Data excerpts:
__________

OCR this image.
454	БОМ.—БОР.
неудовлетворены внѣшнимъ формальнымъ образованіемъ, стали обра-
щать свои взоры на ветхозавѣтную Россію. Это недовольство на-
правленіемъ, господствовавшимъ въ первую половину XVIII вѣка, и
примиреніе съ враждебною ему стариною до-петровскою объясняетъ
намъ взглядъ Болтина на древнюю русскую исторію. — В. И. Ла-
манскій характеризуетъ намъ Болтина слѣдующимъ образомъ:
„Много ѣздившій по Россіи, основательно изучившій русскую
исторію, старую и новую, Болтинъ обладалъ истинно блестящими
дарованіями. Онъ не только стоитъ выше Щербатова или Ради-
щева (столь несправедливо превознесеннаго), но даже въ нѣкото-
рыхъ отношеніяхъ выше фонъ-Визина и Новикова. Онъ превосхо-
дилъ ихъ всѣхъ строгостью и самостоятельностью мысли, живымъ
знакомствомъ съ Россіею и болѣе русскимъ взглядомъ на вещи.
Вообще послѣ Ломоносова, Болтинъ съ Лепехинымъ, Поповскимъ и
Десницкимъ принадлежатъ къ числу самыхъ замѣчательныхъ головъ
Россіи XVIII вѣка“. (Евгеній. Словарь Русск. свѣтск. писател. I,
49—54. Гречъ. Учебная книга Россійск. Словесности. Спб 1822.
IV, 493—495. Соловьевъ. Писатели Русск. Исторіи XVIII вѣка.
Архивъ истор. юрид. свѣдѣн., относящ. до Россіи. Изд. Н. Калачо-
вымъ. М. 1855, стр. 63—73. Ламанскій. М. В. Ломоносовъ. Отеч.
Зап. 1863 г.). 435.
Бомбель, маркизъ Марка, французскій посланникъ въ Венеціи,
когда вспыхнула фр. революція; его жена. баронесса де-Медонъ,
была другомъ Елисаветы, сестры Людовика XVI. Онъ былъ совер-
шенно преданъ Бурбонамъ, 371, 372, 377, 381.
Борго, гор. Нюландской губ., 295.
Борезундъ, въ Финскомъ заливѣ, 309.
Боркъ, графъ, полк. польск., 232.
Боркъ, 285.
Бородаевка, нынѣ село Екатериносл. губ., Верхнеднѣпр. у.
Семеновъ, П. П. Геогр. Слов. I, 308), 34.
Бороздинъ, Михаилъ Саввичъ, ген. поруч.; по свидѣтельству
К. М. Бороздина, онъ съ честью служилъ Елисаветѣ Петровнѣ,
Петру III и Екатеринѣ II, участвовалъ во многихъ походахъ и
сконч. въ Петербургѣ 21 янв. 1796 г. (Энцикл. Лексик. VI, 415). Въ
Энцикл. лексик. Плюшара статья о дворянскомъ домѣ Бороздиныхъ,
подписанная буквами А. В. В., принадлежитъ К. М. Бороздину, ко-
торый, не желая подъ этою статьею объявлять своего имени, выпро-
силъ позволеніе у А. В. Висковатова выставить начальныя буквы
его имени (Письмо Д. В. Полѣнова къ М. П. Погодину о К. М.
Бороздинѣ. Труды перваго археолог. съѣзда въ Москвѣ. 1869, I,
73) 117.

__________

**Exercise prompt**. Repeat every entry exactly as written above.

**Exercise answer**.
OCR this image.
454	БОМ.—БОР.
неудовлетворены внѣшнимъ формальнымъ образованіемъ, стали обра-
щать свои взоры на ветхозавѣтную Россію. Это недовольство на-
правленіемъ, господствовавшимъ въ первую половину XVIII вѣка, и
примиреніе съ враждебною ему стариною до-петровскою объясняетъ
намъ взглядъ Болтина на древнюю русскую исторію. — В. И. Ла-
манскій характеризуетъ намъ Болтина слѣдующимъ образомъ:
„Много ѣздившій по Россіи, основательно изучившій русскую
исторію, старую и новую, Болтинъ обладалъ истинно блестящими
дарованіями. Онъ не только стоитъ выше Щербатова или Ради-
щева (столь несправедливо превознесеннаго), но даже въ нѣкото-
рыхъ отношеніяхъ выше фонъ-Визина и Новикова. Онъ превосхо-
дилъ ихъ всѣхъ строгостью и самостоятельностью мысли, живымъ
знакомствомъ съ Россіею и болѣе русскимъ взглядомъ на вещи.
Вообще послѣ Ломоносова, Болтинъ съ Лепехинымъ, Поповскимъ и
Десницкимъ принадлежатъ къ числу самыхъ замѣчательныхъ головъ
Россіи XVIII вѣка“. (Евгеній. Словарь Русск. свѣтск. писател. I,
49—54. Гречъ. Учебная книга Россійск. Словесности. Спб 1822.
IV, 493—495. Соловьевъ. Писатели Русск. Исторіи XVIII вѣка.
Архивъ истор. юрид. свѣдѣн., относящ. до Россіи. Изд. Н. Калачо-
вымъ. М. 1855, стр. 63—73. Ламанскій. М. В. Ломоносовъ. Отеч.
Зап. 1863 г.). 435.
Бомбель, маркизъ Марка, французскій посланникъ въ Венеціи,
когда вспыхнула фр. революція; его жена. баронесса де-Медонъ,
была другомъ Елисаветы, сестры Людовика XVI. Онъ былъ совер-
шенно преданъ Бурбонамъ, 371, 372, 377, 381.
Борго, гор. Нюландской губ., 295.
Борезундъ, въ Финскомъ заливѣ, 309.
Боркъ, графъ, полк. польск., 232.
Боркъ, 285.
Бородаевка, нынѣ село Екатериносл. губ., Верхнеднѣпр. у.
Семеновъ, П. П. Геогр. Слов. I, 308), 34.
Бороздинъ, Михаилъ Саввичъ, ген. поруч.; по свидѣтельству
К. М. Бороздина, онъ съ честью служилъ Елисаветѣ Петровнѣ,
Петру III и Екатеринѣ II, участвовалъ во многихъ походахъ и
сконч. въ Петербургѣ 21 янв. 1796 г. (Энцикл. Лексик. VI, 415). Въ
Энцикл. лексик. Плюшара статья о дворянскомъ домѣ Бороздиныхъ,
подписанная буквами А. В. В., принадлежитъ К. М. Бороздину, ко-
торый, не желая подъ этою статьею объявлять своего имени, выпро-
силъ позволеніе у А. В. Висковатова выставить начальныя буквы
его имени (Письмо Д. В. Полѣнова къ М. П. Погодину о К. М.
Бороздинѣ. Труды перваго археолог. съѣзда въ Москвѣ. 1869, I,
73) 117.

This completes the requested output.